--- Extracted text ---

Until the Second World War, this extracted amber lay in the hands of a special branch of the Prussian government that regulated the entire production. Amber was extracted from other areas, not where Beker had. Again, an era arrived–at the beginning of the century [20th]—when more was extracted (later in the twenties and thirties, deliberately or through necessity, a lot less was extracted). All of the Palanga manufacturers were in the hands of the Prussian government, which decided who received the raw material and how much and what kinds. With luck, in the agreement between Moshe Beker and the government, there was a statement that the Palanga manufacturers who had bought amber from him must continue to receive amber from the Prussian government.

Thus, Moshe Beker saved the Palanga amber workers. A form of monopoly was also established. Only the old manufacturers and their inheritors could receive amber. They gave a portion of their purchase to others, although they did so illegally. In that way, new manufacturers could be established. However, no new large firms could develop. Those who, as before, worked only the amber that was accidentally found by the local fisherman and peasants, still had to keep to very restricted production. It is interesting that the Prussian government observed the agreement until the fighting started in August 1914. And even later when Palanga (and Lapiai where a number of the manufacturers moved) was under the Germans, the same Jewish firms sold the raw materials. Thus it was in the time of independent Lithuania. The old agreement was even observed in the days of Hitler, may his name be erased.

---

*Problem requirements*:
In the passage on the Palanga amber trade, render this sentence in Spanish: "It is interesting that the Prussian government observed the agreement until the fighting started in August 1914."

--- Entries ---

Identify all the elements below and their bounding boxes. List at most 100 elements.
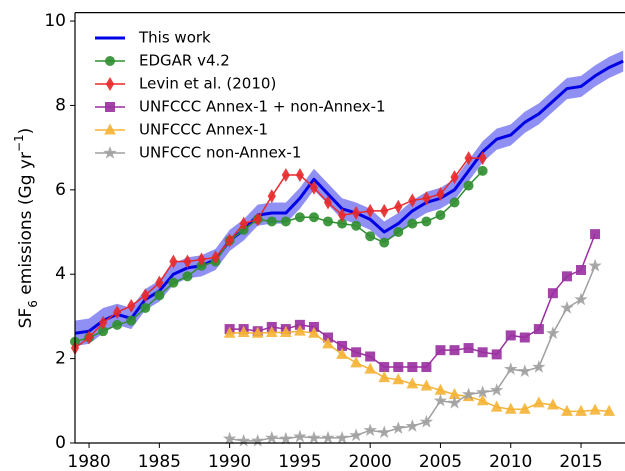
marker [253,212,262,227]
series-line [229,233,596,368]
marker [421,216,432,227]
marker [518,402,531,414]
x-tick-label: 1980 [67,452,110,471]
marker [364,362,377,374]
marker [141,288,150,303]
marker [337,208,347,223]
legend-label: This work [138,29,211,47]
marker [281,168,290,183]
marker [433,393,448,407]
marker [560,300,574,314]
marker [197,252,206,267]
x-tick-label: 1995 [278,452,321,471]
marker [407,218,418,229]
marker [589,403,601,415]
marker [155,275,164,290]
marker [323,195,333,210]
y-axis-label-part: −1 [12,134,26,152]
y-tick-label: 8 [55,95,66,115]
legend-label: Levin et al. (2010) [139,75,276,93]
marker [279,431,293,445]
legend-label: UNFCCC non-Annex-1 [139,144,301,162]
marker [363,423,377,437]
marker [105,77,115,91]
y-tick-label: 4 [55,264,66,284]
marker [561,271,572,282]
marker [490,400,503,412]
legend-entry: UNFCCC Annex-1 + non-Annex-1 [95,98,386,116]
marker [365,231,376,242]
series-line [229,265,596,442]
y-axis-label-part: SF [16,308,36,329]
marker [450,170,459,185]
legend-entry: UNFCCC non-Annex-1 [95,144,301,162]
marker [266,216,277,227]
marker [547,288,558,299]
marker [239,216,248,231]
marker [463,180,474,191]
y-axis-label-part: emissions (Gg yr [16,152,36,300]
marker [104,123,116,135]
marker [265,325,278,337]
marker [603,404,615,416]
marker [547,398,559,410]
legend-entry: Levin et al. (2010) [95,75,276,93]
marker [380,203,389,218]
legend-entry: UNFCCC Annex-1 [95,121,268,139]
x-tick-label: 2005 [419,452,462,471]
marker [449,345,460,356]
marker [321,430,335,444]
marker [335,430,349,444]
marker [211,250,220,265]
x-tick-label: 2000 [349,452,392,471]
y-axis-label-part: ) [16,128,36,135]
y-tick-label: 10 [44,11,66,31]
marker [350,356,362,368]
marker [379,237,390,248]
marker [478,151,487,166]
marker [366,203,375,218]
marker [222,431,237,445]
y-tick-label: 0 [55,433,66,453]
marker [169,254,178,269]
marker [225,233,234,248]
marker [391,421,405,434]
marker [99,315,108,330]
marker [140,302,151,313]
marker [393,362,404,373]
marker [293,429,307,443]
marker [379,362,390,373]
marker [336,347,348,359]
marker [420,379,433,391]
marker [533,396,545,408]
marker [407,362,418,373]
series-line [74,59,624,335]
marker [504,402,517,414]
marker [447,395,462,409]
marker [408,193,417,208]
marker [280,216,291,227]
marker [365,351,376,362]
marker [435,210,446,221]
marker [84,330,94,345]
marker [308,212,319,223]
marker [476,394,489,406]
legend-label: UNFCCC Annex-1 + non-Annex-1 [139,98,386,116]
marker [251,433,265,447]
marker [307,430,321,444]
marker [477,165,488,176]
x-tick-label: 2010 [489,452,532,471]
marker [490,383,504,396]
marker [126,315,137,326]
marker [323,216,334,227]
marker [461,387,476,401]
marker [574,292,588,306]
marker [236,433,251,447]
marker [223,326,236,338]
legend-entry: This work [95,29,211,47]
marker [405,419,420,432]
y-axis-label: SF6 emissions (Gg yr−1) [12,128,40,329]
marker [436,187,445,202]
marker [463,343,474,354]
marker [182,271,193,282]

---

*Task output*:
Es interesante que el gobierno prusiano respetara el acuerdo hasta que comenzaron los combates en agosto de 1914.